• [Input]:
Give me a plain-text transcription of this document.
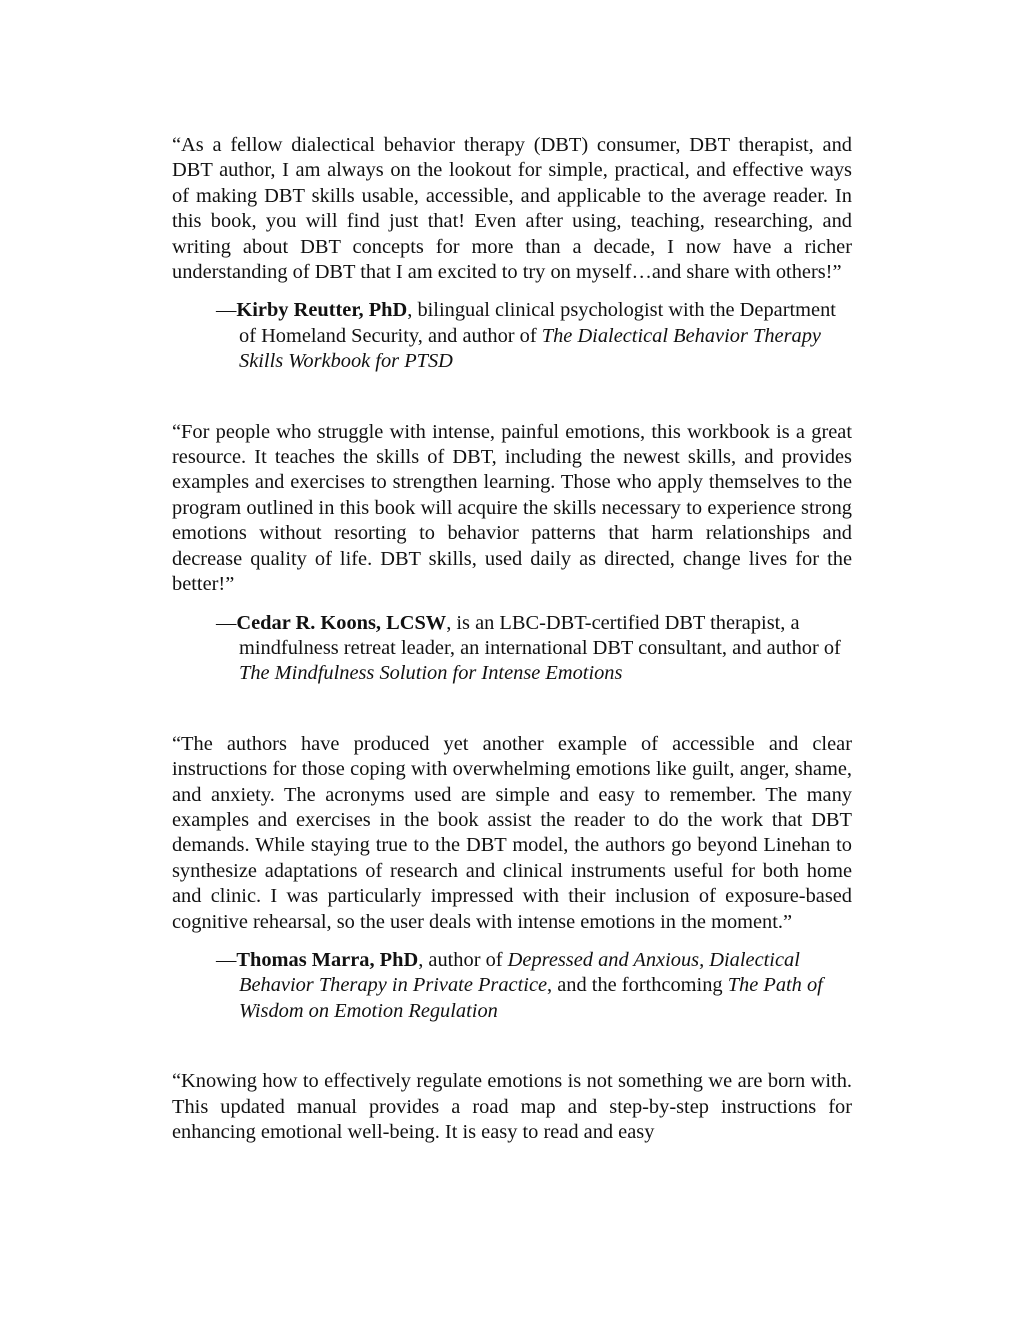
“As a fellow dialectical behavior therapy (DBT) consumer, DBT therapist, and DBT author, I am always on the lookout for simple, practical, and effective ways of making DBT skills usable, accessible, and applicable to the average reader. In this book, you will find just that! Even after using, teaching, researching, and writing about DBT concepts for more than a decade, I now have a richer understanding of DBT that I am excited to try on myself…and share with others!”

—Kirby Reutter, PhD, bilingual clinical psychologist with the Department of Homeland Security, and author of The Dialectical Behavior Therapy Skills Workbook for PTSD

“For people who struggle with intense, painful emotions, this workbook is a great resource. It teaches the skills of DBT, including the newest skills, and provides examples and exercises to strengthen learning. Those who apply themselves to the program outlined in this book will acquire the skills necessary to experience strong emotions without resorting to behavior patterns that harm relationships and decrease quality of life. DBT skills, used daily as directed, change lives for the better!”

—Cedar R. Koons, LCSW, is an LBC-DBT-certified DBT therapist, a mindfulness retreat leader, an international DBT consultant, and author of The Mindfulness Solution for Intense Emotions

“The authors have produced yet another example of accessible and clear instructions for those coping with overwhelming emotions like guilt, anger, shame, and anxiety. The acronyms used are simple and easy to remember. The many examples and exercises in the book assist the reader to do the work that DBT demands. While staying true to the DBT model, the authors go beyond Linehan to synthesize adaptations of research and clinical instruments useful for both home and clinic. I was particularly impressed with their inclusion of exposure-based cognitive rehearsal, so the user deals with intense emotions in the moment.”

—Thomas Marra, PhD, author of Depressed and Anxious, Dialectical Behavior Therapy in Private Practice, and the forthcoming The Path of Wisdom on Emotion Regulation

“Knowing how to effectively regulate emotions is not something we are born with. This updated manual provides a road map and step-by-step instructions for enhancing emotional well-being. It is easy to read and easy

---

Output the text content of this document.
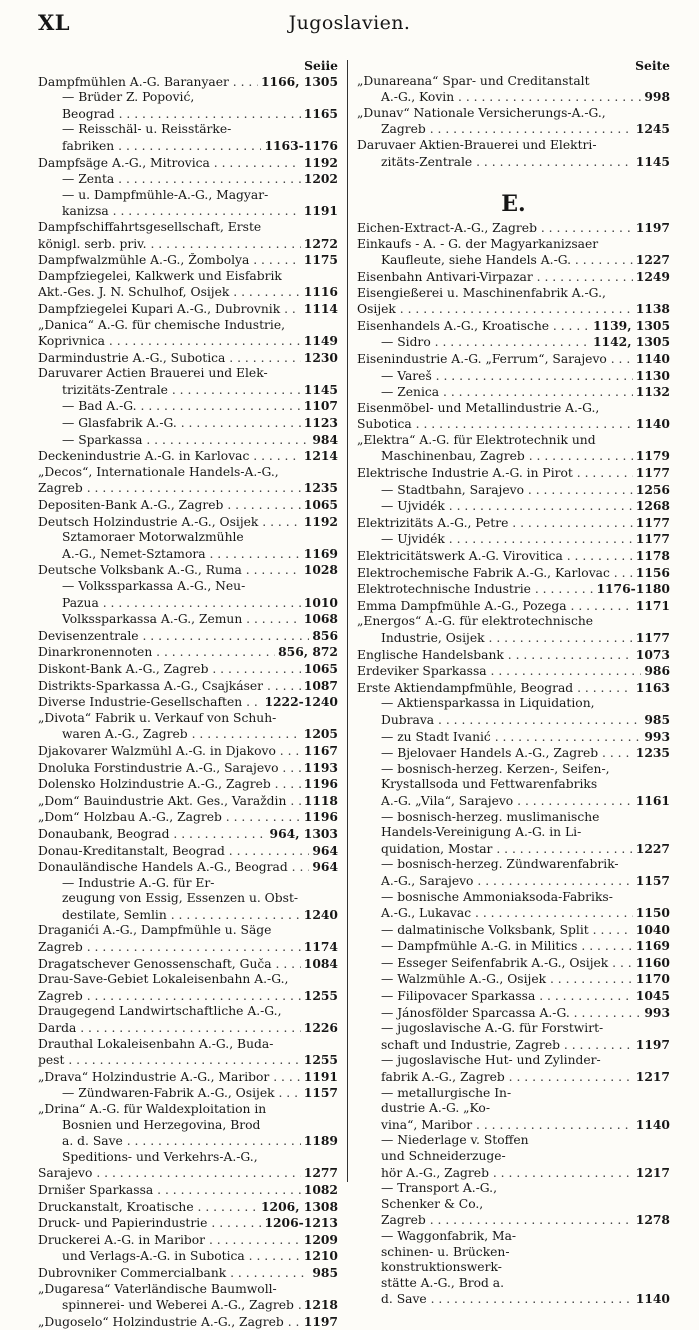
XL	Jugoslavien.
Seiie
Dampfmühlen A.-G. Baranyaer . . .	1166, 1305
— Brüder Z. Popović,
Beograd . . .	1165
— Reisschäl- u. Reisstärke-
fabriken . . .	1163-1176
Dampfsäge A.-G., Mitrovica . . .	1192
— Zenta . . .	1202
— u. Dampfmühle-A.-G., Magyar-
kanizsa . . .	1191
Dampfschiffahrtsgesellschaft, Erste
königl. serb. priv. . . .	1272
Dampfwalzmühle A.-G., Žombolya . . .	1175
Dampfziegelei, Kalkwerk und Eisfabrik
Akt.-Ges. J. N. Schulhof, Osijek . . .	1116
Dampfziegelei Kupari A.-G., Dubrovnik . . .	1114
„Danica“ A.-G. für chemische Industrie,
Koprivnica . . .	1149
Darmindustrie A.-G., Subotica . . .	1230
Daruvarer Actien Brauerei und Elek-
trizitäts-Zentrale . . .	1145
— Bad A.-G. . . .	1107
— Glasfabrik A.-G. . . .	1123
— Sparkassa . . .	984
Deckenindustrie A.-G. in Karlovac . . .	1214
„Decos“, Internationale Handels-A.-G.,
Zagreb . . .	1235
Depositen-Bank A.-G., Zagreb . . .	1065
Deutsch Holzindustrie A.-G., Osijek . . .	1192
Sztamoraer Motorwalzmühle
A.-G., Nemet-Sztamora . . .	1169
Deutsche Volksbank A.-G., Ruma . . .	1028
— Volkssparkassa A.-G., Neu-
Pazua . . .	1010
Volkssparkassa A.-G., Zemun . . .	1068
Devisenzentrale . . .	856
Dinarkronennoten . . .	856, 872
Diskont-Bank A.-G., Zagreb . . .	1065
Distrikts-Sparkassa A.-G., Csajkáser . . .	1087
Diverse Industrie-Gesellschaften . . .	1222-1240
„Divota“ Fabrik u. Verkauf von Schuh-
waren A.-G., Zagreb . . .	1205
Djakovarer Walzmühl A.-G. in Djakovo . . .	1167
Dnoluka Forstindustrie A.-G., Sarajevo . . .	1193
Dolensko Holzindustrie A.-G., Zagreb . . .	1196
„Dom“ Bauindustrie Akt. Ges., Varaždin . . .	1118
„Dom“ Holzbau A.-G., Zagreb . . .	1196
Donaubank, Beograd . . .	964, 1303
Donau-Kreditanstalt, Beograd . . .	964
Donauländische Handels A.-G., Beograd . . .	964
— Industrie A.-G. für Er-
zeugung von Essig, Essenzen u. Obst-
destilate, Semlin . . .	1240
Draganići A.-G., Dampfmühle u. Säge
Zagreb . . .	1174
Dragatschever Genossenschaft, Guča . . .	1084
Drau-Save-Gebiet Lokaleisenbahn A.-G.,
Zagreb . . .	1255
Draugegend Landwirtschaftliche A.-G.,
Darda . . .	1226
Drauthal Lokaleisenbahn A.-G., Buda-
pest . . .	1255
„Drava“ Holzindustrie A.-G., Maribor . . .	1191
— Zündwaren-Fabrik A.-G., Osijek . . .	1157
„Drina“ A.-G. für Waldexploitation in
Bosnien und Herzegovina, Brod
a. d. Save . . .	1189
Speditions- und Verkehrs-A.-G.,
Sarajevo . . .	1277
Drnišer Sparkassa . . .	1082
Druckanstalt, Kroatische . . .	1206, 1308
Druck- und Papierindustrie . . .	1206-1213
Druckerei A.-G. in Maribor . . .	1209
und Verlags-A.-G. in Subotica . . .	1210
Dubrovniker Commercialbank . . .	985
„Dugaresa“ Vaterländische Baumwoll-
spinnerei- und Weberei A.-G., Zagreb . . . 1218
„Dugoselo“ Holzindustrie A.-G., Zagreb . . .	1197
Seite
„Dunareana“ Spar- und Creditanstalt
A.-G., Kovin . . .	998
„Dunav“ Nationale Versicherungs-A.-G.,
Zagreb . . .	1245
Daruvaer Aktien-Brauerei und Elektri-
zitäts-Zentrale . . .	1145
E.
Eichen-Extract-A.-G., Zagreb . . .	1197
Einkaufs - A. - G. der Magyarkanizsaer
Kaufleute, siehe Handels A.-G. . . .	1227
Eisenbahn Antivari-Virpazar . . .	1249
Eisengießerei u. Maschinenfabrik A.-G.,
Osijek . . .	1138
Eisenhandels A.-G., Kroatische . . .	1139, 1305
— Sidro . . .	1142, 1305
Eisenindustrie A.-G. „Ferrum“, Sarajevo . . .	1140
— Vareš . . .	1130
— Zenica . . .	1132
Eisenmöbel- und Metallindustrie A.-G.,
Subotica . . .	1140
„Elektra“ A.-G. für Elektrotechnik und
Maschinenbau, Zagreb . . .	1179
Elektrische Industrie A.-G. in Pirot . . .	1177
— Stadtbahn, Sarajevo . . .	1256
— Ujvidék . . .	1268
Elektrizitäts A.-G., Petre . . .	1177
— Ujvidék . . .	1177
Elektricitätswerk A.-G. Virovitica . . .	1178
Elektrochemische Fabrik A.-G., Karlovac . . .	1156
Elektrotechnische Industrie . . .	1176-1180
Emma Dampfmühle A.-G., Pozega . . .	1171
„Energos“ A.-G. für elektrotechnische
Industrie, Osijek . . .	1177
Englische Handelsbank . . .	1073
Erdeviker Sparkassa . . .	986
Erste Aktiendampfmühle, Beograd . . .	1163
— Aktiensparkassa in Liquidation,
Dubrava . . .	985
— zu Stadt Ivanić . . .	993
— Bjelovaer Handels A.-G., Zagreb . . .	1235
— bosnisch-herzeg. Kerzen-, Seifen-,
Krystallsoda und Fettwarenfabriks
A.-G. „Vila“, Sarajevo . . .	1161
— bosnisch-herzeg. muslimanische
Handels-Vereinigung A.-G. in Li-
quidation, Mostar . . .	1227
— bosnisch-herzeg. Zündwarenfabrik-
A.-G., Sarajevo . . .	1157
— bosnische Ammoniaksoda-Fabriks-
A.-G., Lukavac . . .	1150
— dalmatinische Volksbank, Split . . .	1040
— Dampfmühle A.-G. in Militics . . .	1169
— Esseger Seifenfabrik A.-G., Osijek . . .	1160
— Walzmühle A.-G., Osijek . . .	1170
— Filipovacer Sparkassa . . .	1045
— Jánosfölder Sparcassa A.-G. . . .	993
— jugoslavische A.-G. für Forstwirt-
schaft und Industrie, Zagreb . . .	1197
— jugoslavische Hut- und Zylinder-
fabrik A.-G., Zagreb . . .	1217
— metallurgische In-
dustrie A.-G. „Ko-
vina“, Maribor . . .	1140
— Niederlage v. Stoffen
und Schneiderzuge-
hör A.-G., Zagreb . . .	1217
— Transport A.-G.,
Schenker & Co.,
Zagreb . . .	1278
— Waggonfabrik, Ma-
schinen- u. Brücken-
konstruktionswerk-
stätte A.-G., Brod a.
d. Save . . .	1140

==

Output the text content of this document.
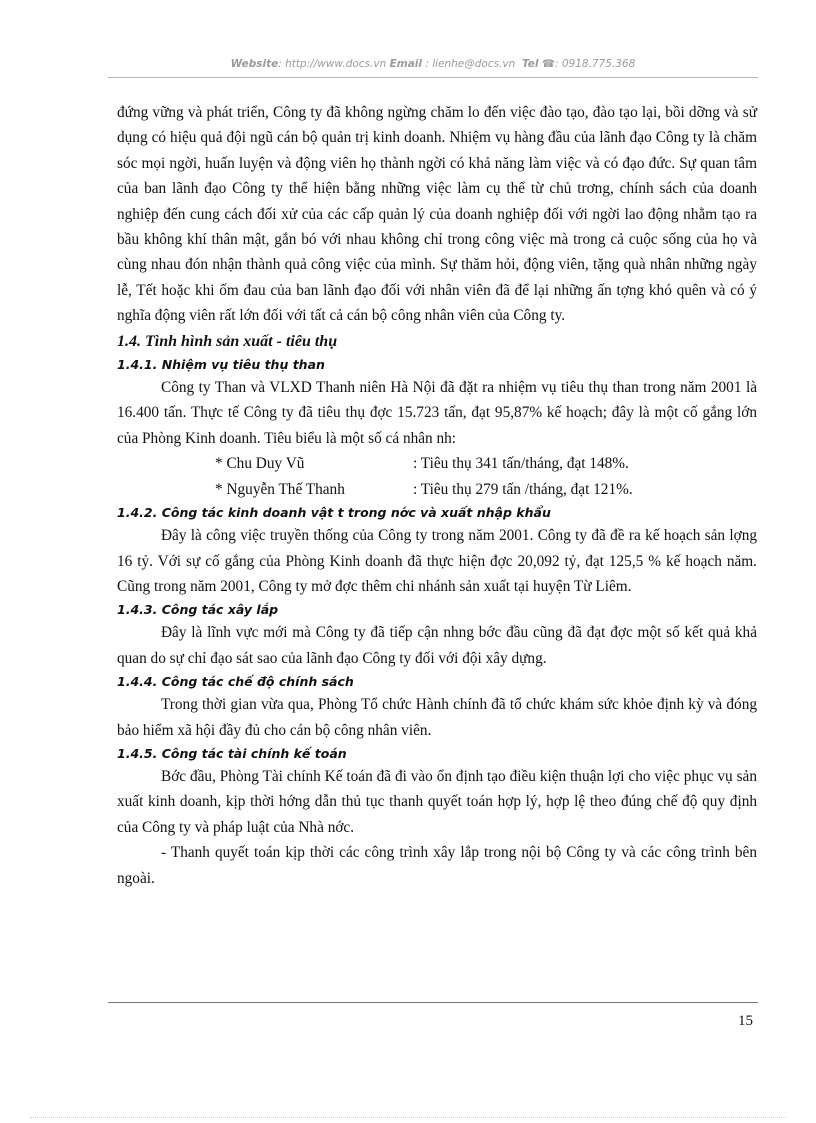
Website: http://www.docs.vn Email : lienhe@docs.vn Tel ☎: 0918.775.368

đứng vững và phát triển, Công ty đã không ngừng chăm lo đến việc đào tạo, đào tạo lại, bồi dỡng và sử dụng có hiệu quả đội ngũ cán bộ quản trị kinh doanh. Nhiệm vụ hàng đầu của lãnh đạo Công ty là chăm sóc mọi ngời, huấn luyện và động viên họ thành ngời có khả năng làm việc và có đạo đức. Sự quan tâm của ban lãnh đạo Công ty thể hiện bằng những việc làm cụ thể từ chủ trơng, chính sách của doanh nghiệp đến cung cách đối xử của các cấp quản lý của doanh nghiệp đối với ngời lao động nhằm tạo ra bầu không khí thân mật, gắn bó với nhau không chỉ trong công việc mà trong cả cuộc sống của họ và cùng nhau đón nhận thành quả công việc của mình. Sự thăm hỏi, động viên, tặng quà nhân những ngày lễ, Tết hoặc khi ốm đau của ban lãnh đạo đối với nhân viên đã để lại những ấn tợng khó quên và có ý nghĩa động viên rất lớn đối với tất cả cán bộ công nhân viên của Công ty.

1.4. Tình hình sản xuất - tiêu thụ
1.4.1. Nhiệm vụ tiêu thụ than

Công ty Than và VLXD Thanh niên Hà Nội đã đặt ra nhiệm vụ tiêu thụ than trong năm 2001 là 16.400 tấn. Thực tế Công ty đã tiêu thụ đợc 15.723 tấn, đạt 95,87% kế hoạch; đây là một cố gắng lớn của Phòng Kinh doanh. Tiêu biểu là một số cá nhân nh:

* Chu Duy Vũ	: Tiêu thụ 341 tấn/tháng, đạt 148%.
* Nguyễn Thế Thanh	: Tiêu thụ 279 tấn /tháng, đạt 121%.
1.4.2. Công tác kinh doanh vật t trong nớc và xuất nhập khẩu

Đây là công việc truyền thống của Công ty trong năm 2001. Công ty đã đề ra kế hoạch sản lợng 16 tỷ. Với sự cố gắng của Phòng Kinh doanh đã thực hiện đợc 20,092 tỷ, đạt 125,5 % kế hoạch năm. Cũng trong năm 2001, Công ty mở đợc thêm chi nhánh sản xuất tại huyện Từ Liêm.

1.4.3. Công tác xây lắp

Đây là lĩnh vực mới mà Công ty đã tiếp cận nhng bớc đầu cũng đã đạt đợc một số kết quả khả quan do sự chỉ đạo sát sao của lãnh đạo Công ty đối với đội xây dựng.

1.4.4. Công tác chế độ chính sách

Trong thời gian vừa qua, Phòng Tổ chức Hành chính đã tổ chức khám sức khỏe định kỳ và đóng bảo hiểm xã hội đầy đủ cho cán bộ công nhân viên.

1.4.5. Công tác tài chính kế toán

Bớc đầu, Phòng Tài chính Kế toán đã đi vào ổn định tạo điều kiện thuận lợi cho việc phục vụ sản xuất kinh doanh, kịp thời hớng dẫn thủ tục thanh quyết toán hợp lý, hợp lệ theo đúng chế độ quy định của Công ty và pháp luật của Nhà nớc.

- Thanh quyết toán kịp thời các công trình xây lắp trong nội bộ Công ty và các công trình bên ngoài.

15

• [Written instruction]:
Copy each line from the records above that includes the string "Brauerei".

• [Answer for this exercise]:
Daruvarer Actien Brauerei und Elek-
Daruvaer Aktien-Brauerei und Elektri-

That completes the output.